>> Start

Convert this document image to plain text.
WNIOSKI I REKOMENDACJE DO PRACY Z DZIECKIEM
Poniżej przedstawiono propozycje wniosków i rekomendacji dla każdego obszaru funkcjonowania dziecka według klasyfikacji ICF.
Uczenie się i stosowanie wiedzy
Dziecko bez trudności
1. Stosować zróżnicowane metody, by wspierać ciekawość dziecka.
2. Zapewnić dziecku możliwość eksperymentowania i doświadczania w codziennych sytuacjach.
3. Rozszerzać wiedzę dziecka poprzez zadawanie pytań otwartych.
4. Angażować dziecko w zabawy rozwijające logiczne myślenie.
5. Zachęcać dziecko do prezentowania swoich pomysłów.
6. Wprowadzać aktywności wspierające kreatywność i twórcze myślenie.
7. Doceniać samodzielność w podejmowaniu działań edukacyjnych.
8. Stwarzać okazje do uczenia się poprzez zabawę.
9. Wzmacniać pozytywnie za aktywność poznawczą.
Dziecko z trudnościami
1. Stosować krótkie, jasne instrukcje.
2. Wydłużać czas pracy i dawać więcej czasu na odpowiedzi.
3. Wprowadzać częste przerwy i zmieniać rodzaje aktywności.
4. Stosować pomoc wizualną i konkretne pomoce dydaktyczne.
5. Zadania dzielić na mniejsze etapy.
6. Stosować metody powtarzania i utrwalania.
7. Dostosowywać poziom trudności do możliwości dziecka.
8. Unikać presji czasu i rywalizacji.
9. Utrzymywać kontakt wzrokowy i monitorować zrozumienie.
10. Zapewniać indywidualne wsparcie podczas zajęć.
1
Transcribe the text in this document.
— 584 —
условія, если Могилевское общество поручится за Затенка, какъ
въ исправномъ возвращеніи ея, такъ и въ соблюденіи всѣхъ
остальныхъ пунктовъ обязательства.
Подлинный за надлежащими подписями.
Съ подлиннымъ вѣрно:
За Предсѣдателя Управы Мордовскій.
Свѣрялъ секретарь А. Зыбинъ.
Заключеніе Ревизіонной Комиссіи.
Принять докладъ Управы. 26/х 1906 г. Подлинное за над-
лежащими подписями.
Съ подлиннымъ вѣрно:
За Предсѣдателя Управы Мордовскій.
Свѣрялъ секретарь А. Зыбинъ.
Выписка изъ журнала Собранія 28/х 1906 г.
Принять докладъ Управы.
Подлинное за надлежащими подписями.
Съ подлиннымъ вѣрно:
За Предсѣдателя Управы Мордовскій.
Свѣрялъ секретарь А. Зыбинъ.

>> End

TASK =>
Scan the data above; copy every line where "poprzez" appears.

OUTPUT BELOW =>
3. Rozszerzać wiedzę dziecka poprzez zadawanie pytań otwartych.
8. Stwarzać okazje do uczenia się poprzez zabawę.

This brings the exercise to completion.